-- Given records --
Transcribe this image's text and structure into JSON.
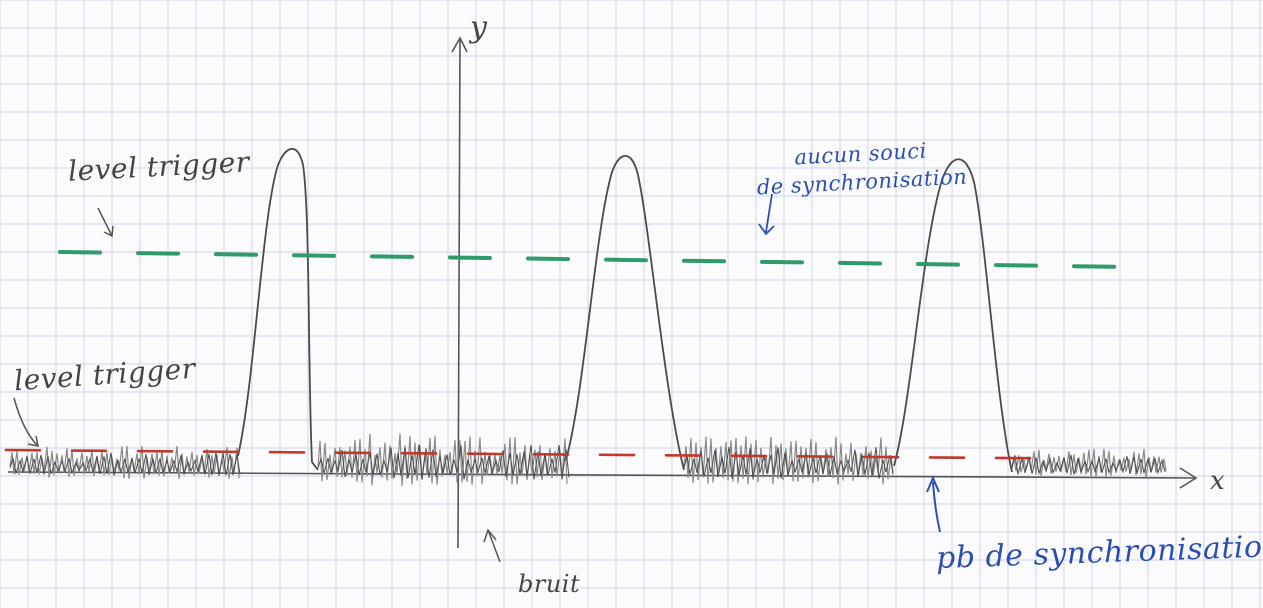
{
  "labels": {
    "green_trigger": "level trigger",
    "red_trigger": "level trigger",
    "y_axis": "y",
    "x_axis": "x",
    "noise": "bruit",
    "no_sync_issue_line1": "aucun souci",
    "no_sync_issue_line2": "de synchronisation",
    "sync_problem": "pb de synchronisation"
  },
  "colors": {
    "paper": "#fbfbfd",
    "grid": "#cfd6e6",
    "pencil": "#4a4a4a",
    "pencil_light": "#8a8a8a",
    "green_level": "#2f9a6a",
    "red_level": "#c0392b",
    "blue_ink": "#2b4fb0"
  },
  "icons": [
    "arrow-icon"
  ]
}
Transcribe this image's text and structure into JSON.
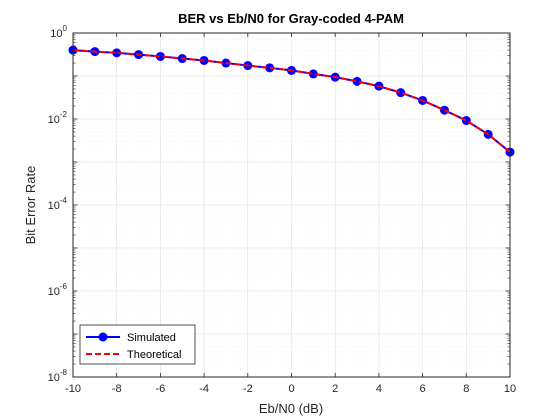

-- Exercise goal --
Copy every entry word for word, but omit the pictures.

-- Written solution --
Transcribe this image's text and structure into JSON.
{
  "labels": {
    "green_trigger": "level trigger",
    "red_trigger": "level trigger",
    "y_axis": "y",
    "x_axis": "x",
    "noise": "bruit",
    "no_sync_issue_line1": "aucun souci",
    "no_sync_issue_line2": "de synchronisation",
    "sync_problem": "pb de synchronisation"
  },
  "colors": {
    "paper": "#fbfbfd",
    "grid": "#cfd6e6",
    "pencil": "#4a4a4a",
    "pencil_light": "#8a8a8a",
    "green_level": "#2f9a6a",
    "red_level": "#c0392b",
    "blue_ink": "#2b4fb0"
  },
  "icons": [
    "arrow-icon"
  ]
}
Transcribe this image's text and structure into JSON.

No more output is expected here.